• _WORK TO COMPLETE_
Repeat the rows word for word, starting at the first row and ending at the line that contains "The top 12 is at (628, 308).", with both ends included.

• _RECORD EXTRACTS_

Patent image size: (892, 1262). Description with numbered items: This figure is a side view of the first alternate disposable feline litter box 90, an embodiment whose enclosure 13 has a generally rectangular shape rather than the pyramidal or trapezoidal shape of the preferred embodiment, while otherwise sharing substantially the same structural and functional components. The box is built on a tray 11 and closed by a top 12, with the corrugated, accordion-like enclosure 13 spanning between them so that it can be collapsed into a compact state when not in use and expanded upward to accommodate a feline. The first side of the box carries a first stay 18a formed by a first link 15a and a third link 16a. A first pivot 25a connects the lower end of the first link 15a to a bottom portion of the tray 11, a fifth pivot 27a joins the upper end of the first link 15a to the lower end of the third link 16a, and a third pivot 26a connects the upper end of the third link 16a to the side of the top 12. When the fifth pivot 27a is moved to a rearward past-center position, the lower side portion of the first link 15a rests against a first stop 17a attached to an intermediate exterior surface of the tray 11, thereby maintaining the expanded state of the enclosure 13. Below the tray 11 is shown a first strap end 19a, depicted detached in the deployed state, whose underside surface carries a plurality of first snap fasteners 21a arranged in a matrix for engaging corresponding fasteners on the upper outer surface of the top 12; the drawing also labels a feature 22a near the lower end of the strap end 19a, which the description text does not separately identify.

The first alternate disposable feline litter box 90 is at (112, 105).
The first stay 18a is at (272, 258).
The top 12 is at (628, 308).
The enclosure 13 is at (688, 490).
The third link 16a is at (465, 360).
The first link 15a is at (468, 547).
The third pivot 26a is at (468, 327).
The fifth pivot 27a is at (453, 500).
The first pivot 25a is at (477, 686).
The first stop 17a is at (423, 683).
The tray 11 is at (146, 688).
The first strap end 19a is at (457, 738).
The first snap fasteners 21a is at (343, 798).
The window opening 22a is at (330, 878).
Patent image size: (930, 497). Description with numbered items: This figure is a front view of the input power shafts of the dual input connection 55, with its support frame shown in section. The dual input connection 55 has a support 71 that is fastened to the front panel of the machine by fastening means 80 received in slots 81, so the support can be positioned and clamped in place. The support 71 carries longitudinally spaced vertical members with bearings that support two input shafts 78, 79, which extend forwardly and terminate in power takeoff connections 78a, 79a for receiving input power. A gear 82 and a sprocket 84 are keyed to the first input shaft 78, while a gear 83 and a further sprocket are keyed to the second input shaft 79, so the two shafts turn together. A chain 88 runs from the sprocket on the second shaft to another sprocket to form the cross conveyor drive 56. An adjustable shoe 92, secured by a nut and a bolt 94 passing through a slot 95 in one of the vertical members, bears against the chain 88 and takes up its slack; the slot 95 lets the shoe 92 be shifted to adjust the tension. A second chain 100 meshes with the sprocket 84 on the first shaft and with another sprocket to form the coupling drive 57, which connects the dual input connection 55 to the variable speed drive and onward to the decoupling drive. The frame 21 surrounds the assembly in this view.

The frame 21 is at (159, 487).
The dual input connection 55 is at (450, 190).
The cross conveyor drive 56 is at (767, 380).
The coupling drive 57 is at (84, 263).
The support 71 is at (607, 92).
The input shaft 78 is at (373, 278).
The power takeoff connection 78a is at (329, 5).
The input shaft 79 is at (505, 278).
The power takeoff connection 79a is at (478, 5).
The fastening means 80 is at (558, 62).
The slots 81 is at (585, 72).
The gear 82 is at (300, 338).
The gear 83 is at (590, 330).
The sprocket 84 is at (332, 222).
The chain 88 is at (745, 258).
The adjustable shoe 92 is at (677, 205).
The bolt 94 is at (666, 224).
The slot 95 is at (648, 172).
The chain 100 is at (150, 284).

• _TASK RESPONSE_
Patent image size: (892, 1262). Description with numbered items: This figure is a side view of the first alternate disposable feline litter box 90, an embodiment whose enclosure 13 has a generally rectangular shape rather than the pyramidal or trapezoidal shape of the preferred embodiment, while otherwise sharing substantially the same structural and functional components. The box is built on a tray 11 and closed by a top 12, with the corrugated, accordion-like enclosure 13 spanning between them so that it can be collapsed into a compact state when not in use and expanded upward to accommodate a feline. The first side of the box carries a first stay 18a formed by a first link 15a and a third link 16a. A first pivot 25a connects the lower end of the first link 15a to a bottom portion of the tray 11, a fifth pivot 27a joins the upper end of the first link 15a to the lower end of the third link 16a, and a third pivot 26a connects the upper end of the third link 16a to the side of the top 12. When the fifth pivot 27a is moved to a rearward past-center position, the lower side portion of the first link 15a rests against a first stop 17a attached to an intermediate exterior surface of the tray 11, thereby maintaining the expanded state of the enclosure 13. Below the tray 11 is shown a first strap end 19a, depicted detached in the deployed state, whose underside surface carries a plurality of first snap fasteners 21a arranged in a matrix for engaging corresponding fasteners on the upper outer surface of the top 12; the drawing also labels a feature 22a near the lower end of the strap end 19a, which the description text does not separately identify.

The first alternate disposable feline litter box 90 is at (112, 105).
The first stay 18a is at (272, 258).
The top 12 is at (628, 308).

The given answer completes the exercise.